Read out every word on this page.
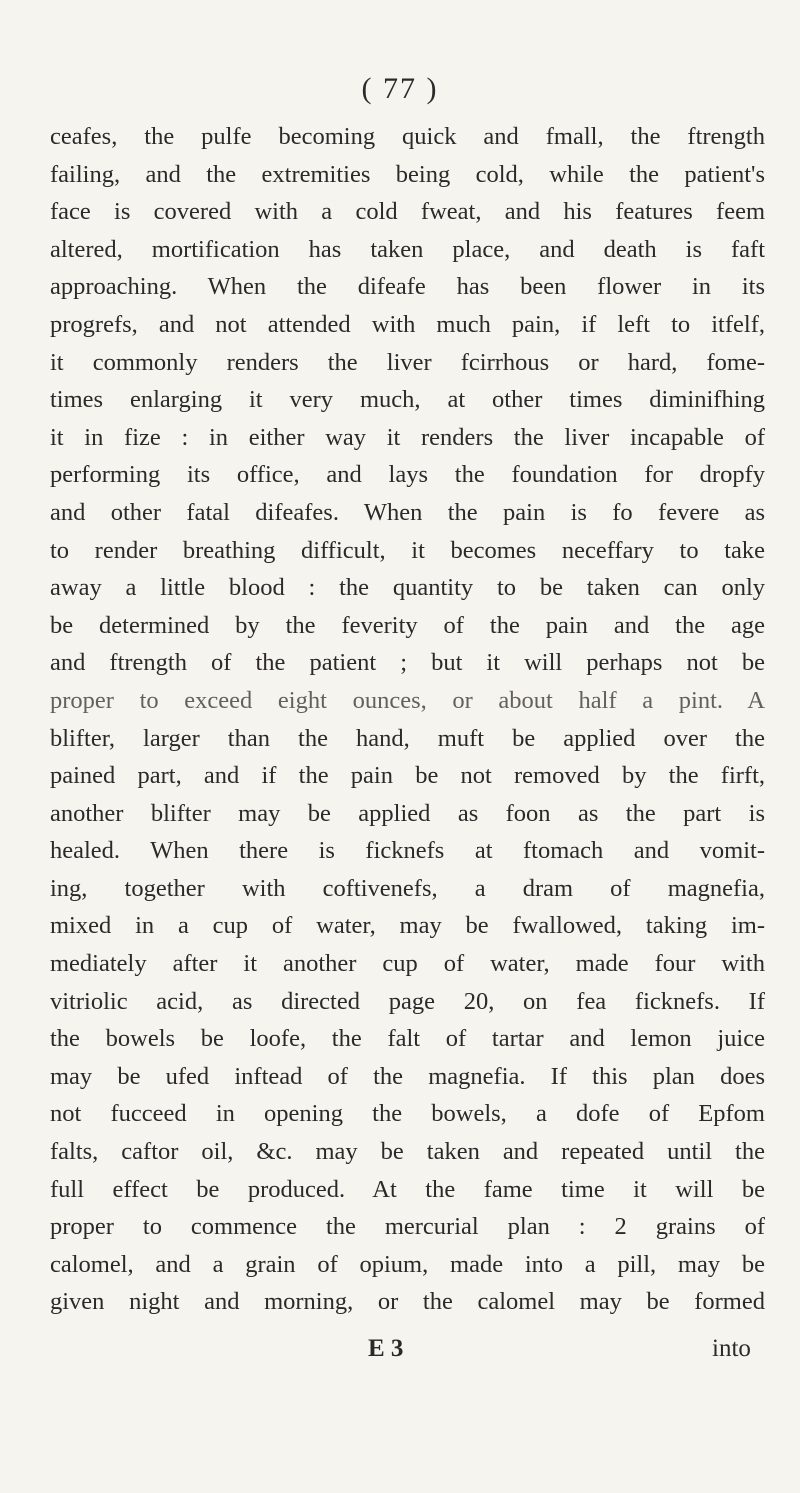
( 77 )
ceafes, the pulfe becoming quick and fmall, the ftrength
failing, and the extremities being cold, while the patient's
face is covered with a cold fweat, and his features feem
altered, mortification has taken place, and death is faft
approaching. When the difeafe has been flower in its
progrefs, and not attended with much pain, if left to itfelf,
it commonly renders the liver fcirrhous or hard, fome-
times enlarging it very much, at other times diminifhing
it in fize : in either way it renders the liver incapable of
performing its office, and lays the foundation for dropfy
and other fatal difeafes. When the pain is fo fevere as
to render breathing difficult, it becomes neceffary to take
away a little blood : the quantity to be taken can only
be determined by the feverity of the pain and the age
and ftrength of the patient ; but it will perhaps not be
proper to exceed eight ounces, or about half a pint. A
blifter, larger than the hand, muft be applied over the
pained part, and if the pain be not removed by the firft,
another blifter may be applied as foon as the part is
healed. When there is ficknefs at ftomach and vomit-
ing, together with coftivenefs, a dram of magnefia,
mixed in a cup of water, may be fwallowed, taking im-
mediately after it another cup of water, made four with
vitriolic acid, as directed page 20, on fea ficknefs. If
the bowels be loofe, the falt of tartar and lemon juice
may be ufed inftead of the magnefia. If this plan does
not fucceed in opening the bowels, a dofe of Epfom
falts, caftor oil, &c. may be taken and repeated until the
full effect be produced. At the fame time it will be
proper to commence the mercurial plan : 2 grains of
calomel, and a grain of opium, made into a pill, may be
given night and morning, or the calomel may be formed
E 3	into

*What the task requires*
Exclude the pictures, and transcribe all of the material exactly.

*Response*
Read out every word on this page.
( 77 )
ceafes, the pulfe becoming quick and fmall, the ftrength
failing, and the extremities being cold, while the patient's
face is covered with a cold fweat, and his features feem
altered, mortification has taken place, and death is faft
approaching. When the difeafe has been flower in its
progrefs, and not attended with much pain, if left to itfelf,
it commonly renders the liver fcirrhous or hard, fome-
times enlarging it very much, at other times diminifhing
it in fize : in either way it renders the liver incapable of
performing its office, and lays the foundation for dropfy
and other fatal difeafes. When the pain is fo fevere as
to render breathing difficult, it becomes neceffary to take
away a little blood : the quantity to be taken can only
be determined by the feverity of the pain and the age
and ftrength of the patient ; but it will perhaps not be
proper to exceed eight ounces, or about half a pint. A
blifter, larger than the hand, muft be applied over the
pained part, and if the pain be not removed by the firft,
another blifter may be applied as foon as the part is
healed. When there is ficknefs at ftomach and vomit-
ing, together with coftivenefs, a dram of magnefia,
mixed in a cup of water, may be fwallowed, taking im-
mediately after it another cup of water, made four with
vitriolic acid, as directed page 20, on fea ficknefs. If
the bowels be loofe, the falt of tartar and lemon juice
may be ufed inftead of the magnefia. If this plan does
not fucceed in opening the bowels, a dofe of Epfom
falts, caftor oil, &c. may be taken and repeated until the
full effect be produced. At the fame time it will be
proper to commence the mercurial plan : 2 grains of
calomel, and a grain of opium, made into a pill, may be
given night and morning, or the calomel may be formed
E 3	into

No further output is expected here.